Exercise: Print every entry exactly as written.
○ ○ ○ ○ ○
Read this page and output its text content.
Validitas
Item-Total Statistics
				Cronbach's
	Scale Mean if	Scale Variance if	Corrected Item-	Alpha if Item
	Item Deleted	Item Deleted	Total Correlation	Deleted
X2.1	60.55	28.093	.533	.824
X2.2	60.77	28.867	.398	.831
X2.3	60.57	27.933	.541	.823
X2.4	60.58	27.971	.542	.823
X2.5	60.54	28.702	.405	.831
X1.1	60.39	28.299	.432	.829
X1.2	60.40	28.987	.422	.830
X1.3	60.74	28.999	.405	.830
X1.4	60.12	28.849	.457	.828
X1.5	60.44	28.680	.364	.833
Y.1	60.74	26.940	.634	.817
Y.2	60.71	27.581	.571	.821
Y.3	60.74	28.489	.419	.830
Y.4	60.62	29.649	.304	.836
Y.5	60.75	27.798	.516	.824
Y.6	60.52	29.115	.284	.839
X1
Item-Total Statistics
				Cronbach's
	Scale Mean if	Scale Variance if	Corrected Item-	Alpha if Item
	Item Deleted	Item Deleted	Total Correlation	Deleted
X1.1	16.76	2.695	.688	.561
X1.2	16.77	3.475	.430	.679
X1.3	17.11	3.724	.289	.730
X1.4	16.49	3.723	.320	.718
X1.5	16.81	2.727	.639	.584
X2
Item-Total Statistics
○ ○ ○ ○ ○
Result of the task:
Read this page and output its text content.
Validitas
Item-Total Statistics
				Cronbach's
	Scale Mean if	Scale Variance if	Corrected Item-	Alpha if Item
	Item Deleted	Item Deleted	Total Correlation	Deleted
X2.1	60.55	28.093	.533	.824
X2.2	60.77	28.867	.398	.831
X2.3	60.57	27.933	.541	.823
X2.4	60.58	27.971	.542	.823
X2.5	60.54	28.702	.405	.831
X1.1	60.39	28.299	.432	.829
X1.2	60.40	28.987	.422	.830
X1.3	60.74	28.999	.405	.830
X1.4	60.12	28.849	.457	.828
X1.5	60.44	28.680	.364	.833
Y.1	60.74	26.940	.634	.817
Y.2	60.71	27.581	.571	.821
Y.3	60.74	28.489	.419	.830
Y.4	60.62	29.649	.304	.836
Y.5	60.75	27.798	.516	.824
Y.6	60.52	29.115	.284	.839
X1
Item-Total Statistics
				Cronbach's
	Scale Mean if	Scale Variance if	Corrected Item-	Alpha if Item
	Item Deleted	Item Deleted	Total Correlation	Deleted
X1.1	16.76	2.695	.688	.561
X1.2	16.77	3.475	.430	.679
X1.3	17.11	3.724	.289	.730
X1.4	16.49	3.723	.320	.718
X1.5	16.81	2.727	.639	.584
X2
Item-Total Statistics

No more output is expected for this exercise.